* TASK GOAL *
Sift the material for lines containing "content", and return them.

-- START EXTRACTED DATA --

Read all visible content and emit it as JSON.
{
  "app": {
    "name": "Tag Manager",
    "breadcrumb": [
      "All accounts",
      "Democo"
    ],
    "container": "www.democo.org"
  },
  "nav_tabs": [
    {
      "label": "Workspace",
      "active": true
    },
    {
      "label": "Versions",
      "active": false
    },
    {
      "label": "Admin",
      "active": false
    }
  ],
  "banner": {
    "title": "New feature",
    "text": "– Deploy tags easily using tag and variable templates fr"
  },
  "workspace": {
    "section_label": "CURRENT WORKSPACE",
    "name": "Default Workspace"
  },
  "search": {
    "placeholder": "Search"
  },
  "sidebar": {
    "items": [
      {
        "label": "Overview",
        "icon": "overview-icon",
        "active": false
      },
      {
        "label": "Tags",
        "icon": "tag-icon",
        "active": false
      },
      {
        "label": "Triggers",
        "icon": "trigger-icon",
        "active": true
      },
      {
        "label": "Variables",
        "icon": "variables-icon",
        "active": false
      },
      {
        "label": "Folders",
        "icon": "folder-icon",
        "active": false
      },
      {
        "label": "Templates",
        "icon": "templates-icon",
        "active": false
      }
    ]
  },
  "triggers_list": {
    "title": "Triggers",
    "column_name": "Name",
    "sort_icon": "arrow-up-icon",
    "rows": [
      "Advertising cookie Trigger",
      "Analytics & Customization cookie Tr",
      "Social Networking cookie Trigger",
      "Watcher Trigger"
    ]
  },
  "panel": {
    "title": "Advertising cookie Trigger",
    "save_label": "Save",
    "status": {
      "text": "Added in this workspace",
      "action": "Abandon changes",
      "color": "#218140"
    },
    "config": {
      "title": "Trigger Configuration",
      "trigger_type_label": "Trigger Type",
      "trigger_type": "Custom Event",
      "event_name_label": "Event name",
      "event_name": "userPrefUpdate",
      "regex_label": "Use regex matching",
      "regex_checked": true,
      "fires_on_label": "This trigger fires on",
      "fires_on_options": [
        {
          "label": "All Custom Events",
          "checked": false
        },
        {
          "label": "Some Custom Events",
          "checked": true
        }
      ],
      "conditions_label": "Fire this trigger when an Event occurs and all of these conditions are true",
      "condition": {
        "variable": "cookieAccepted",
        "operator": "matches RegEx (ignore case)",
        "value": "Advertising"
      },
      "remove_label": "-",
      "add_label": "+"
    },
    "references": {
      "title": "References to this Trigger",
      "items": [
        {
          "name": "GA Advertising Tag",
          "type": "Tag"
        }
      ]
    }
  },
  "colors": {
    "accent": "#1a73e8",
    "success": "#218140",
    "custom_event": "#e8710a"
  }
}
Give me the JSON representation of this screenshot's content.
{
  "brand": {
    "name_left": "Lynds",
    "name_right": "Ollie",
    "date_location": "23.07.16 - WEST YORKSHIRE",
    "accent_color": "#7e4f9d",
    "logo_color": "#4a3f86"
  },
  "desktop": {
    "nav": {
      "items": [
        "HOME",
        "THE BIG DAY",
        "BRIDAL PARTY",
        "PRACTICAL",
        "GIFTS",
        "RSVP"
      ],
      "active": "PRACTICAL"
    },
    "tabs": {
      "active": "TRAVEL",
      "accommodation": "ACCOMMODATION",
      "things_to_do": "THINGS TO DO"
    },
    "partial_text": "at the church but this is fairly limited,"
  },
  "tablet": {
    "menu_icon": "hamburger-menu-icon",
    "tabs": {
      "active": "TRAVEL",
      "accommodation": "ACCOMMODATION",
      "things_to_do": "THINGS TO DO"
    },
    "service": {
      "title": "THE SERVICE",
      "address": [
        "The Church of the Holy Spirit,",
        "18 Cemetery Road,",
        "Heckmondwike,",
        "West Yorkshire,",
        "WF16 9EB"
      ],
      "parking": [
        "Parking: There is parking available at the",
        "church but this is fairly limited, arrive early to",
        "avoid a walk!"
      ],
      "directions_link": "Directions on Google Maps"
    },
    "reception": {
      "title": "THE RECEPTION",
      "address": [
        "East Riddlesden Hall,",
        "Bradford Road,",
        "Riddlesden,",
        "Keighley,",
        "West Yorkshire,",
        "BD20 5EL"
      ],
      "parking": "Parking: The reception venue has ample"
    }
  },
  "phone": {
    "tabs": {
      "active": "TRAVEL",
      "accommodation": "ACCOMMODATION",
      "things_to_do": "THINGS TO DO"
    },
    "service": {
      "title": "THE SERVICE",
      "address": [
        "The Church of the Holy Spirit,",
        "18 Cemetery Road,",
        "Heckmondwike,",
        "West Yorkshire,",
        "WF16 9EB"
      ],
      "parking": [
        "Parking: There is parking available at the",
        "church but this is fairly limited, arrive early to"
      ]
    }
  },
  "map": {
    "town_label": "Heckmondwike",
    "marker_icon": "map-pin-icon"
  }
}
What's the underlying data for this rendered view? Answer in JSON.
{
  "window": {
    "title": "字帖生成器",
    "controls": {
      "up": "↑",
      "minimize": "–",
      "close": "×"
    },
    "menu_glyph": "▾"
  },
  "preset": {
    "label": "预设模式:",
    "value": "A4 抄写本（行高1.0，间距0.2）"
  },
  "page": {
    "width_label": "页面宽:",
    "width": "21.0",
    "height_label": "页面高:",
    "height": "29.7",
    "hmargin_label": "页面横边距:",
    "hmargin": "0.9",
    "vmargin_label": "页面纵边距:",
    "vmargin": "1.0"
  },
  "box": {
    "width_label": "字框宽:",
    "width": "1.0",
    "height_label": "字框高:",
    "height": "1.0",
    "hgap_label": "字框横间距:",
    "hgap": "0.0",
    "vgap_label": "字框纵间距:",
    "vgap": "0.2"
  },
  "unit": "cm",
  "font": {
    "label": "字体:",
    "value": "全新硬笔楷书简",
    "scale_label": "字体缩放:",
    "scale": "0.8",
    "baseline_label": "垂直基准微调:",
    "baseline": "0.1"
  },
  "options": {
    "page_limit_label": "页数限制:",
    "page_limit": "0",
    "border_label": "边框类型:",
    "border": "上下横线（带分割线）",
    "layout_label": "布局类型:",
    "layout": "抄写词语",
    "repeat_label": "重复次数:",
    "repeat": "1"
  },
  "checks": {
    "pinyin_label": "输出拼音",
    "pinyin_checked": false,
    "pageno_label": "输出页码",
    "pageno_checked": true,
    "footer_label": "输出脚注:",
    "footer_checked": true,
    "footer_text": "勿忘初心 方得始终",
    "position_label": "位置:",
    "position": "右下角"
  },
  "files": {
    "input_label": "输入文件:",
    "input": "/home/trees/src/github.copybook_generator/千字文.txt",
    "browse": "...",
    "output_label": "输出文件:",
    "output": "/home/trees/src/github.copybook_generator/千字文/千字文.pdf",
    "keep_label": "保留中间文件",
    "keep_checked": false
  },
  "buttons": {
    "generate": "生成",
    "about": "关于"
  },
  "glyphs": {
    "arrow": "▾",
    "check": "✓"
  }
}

-- END EXTRACTED DATA --

* SOLUTION *
Read all visible content and emit it as JSON.
Give me the JSON representation of this screenshot's content.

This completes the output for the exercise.